§ **Work to do**:
Check every line of the material below for the string "here", and return the ones that have it.

§ **Stored data**:
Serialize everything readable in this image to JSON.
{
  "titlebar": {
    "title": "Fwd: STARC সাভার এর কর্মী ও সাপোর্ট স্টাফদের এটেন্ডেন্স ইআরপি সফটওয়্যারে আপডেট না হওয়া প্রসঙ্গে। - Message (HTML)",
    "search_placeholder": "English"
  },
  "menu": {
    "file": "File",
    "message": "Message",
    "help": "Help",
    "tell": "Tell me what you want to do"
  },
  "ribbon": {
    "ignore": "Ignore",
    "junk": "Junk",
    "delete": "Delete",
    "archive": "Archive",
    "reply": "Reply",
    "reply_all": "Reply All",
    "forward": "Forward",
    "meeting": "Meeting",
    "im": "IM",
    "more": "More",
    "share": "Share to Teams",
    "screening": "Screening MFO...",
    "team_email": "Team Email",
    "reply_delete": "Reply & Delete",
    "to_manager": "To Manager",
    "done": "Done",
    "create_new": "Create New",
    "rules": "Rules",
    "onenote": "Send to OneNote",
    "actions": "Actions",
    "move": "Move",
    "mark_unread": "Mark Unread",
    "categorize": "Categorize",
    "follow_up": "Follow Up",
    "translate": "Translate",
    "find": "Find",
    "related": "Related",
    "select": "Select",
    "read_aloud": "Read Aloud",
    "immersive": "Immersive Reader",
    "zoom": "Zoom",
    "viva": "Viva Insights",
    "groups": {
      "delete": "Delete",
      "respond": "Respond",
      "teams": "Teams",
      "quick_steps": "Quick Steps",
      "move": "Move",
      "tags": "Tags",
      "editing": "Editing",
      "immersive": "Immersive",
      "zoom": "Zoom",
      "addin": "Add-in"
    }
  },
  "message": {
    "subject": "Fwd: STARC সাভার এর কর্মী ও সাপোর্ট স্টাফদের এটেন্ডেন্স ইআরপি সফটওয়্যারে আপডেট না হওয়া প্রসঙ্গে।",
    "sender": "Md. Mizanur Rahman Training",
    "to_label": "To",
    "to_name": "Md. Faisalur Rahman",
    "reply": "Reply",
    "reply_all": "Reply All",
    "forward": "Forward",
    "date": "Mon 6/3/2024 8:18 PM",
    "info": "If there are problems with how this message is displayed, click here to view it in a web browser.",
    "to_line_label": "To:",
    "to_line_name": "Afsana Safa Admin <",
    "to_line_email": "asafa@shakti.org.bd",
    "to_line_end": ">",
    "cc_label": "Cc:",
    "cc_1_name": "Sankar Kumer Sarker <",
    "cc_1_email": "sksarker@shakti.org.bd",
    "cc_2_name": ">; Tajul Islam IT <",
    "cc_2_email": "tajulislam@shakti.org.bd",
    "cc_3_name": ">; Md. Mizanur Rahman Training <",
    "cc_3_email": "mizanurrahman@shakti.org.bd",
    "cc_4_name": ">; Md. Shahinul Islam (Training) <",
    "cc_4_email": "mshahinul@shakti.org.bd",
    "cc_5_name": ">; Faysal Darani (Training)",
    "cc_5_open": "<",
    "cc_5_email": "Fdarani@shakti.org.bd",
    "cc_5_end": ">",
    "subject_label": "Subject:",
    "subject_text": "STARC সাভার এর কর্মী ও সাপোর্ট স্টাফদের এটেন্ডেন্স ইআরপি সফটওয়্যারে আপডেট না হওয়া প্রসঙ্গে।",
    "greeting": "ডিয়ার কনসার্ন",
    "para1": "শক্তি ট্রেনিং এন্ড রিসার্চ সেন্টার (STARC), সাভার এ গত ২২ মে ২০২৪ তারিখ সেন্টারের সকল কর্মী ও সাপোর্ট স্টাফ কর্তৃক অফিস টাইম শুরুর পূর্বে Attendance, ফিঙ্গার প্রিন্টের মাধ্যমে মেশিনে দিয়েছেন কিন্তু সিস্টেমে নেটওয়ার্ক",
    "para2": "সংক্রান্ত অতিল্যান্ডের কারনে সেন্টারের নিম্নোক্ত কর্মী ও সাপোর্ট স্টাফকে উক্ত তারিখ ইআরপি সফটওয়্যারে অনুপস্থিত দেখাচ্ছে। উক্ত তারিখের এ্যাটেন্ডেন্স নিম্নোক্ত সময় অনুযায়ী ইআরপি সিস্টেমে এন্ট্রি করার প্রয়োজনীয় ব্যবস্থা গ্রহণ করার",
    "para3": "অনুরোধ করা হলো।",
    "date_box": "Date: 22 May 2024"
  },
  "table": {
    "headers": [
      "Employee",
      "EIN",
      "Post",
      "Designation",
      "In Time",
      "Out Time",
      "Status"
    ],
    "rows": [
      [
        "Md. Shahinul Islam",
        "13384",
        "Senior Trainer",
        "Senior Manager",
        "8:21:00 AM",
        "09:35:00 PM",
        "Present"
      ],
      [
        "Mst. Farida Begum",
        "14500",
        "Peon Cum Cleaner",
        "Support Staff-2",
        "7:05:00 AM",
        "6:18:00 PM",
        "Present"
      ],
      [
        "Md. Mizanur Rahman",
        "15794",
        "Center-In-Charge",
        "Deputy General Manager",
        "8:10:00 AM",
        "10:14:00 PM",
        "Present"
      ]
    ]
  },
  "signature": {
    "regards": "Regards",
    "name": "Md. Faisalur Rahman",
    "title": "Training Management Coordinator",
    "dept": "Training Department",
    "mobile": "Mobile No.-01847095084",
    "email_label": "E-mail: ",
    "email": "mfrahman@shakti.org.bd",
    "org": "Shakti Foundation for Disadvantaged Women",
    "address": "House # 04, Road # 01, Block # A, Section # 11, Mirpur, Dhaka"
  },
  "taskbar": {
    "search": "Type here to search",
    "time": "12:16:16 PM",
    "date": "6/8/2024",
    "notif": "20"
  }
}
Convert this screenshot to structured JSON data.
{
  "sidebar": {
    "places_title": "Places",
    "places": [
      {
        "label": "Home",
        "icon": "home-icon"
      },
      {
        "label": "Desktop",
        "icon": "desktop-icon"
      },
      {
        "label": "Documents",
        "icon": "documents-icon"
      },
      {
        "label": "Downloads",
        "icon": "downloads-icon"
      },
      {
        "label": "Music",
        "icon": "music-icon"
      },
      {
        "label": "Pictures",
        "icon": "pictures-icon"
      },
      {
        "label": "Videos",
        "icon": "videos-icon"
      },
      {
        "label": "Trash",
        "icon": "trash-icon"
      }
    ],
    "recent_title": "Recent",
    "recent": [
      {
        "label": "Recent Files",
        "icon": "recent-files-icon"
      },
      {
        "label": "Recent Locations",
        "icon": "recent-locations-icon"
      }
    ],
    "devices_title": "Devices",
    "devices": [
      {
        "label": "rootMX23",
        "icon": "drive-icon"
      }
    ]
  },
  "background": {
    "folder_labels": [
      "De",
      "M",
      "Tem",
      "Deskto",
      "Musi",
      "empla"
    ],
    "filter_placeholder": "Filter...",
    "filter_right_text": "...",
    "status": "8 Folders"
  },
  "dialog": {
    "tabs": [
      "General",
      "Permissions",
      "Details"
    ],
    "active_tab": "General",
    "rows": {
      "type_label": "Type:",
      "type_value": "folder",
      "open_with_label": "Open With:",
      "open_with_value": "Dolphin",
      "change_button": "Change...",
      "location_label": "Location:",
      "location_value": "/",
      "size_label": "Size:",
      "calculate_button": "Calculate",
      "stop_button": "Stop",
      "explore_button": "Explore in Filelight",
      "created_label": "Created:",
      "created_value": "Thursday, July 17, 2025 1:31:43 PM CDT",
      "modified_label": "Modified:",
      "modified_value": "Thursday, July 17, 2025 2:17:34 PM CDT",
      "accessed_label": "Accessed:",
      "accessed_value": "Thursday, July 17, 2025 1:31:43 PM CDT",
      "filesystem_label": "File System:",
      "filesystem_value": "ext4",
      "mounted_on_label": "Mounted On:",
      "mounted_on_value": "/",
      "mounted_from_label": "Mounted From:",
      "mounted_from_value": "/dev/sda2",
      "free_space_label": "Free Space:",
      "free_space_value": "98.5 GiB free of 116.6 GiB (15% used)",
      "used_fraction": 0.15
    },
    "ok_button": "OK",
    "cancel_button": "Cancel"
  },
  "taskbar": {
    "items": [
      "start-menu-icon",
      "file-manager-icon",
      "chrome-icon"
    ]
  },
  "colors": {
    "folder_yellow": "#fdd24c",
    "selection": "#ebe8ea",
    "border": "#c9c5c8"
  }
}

§ **Full solution**:
    "info": "If there are problems with how this message is displayed, click here to view it in a web browser.",
    "search": "Type here to search",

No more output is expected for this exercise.